Records for this exercise →
**********

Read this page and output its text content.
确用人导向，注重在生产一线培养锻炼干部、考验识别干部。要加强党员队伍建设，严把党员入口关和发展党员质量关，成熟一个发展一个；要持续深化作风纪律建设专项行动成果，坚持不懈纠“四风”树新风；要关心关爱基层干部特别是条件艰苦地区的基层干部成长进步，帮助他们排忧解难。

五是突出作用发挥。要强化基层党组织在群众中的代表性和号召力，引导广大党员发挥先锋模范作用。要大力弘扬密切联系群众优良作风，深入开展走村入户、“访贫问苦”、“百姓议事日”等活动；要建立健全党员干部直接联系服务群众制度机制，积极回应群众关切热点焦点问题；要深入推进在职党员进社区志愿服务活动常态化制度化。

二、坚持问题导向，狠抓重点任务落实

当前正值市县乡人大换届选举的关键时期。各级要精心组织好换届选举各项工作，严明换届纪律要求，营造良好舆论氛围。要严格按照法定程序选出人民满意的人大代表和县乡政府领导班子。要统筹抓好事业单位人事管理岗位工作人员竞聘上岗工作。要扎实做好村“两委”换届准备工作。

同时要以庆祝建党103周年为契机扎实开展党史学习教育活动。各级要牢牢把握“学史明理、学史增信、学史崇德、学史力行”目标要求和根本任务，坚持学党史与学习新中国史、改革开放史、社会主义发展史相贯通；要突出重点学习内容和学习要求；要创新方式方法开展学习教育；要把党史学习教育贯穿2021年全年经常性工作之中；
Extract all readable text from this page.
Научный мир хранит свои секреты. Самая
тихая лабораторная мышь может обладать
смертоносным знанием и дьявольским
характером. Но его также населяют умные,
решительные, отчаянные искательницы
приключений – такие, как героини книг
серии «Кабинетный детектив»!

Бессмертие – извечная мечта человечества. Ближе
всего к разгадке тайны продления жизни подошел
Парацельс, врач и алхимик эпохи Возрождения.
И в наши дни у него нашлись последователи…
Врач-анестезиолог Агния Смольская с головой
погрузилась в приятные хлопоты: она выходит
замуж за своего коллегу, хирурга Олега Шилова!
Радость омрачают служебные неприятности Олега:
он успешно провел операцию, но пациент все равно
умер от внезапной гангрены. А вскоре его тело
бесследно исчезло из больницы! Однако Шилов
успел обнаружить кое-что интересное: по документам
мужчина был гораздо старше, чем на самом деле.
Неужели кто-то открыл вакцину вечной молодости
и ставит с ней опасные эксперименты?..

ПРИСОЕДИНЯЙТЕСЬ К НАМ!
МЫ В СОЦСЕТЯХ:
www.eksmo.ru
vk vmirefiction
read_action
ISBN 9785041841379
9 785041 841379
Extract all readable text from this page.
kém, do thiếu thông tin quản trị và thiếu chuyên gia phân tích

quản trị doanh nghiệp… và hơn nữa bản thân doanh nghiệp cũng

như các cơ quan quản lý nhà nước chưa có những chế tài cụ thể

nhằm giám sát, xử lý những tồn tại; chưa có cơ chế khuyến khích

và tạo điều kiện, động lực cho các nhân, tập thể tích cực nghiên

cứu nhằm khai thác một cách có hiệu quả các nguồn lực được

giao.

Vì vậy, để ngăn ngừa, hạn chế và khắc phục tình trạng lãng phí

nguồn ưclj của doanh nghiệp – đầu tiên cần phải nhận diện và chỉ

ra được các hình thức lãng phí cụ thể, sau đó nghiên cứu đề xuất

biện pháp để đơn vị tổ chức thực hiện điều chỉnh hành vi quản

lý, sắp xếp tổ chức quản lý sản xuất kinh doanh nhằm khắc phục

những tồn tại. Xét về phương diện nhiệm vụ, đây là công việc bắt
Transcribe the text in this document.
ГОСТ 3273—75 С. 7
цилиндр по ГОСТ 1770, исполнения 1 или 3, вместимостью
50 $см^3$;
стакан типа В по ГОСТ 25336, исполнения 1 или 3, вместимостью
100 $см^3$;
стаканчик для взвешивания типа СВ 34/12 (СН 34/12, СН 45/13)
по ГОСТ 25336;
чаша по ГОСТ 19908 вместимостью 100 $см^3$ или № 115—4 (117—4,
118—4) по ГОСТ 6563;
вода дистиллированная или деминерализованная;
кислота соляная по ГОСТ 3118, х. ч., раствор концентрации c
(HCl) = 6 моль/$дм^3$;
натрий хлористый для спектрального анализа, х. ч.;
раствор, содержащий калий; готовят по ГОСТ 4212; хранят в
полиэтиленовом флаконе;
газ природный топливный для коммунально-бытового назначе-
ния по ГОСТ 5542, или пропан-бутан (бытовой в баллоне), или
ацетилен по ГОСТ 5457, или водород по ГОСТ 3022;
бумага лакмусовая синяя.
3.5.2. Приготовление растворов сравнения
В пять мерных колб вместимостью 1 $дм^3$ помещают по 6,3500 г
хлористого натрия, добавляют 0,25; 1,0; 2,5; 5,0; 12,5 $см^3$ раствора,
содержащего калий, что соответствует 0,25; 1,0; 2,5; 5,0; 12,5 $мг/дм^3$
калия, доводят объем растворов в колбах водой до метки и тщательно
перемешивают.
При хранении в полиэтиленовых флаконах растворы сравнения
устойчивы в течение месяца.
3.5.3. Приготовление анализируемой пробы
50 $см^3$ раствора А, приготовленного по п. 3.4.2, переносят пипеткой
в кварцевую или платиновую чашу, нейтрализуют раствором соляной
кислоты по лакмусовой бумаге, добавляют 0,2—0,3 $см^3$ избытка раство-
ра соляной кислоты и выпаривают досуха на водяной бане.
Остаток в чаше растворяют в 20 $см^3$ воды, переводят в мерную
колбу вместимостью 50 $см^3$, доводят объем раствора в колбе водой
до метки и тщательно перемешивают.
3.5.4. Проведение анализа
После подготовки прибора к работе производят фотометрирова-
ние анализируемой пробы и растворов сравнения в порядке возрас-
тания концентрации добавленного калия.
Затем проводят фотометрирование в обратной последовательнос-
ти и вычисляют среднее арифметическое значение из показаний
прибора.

**********

Given instruction →
Pull every line containing the word "концентрации" out of the entries above.

Output below →
кислота соляная по ГОСТ 3118, х. ч., раствор концентрации c
тания концентрации добавленного калия.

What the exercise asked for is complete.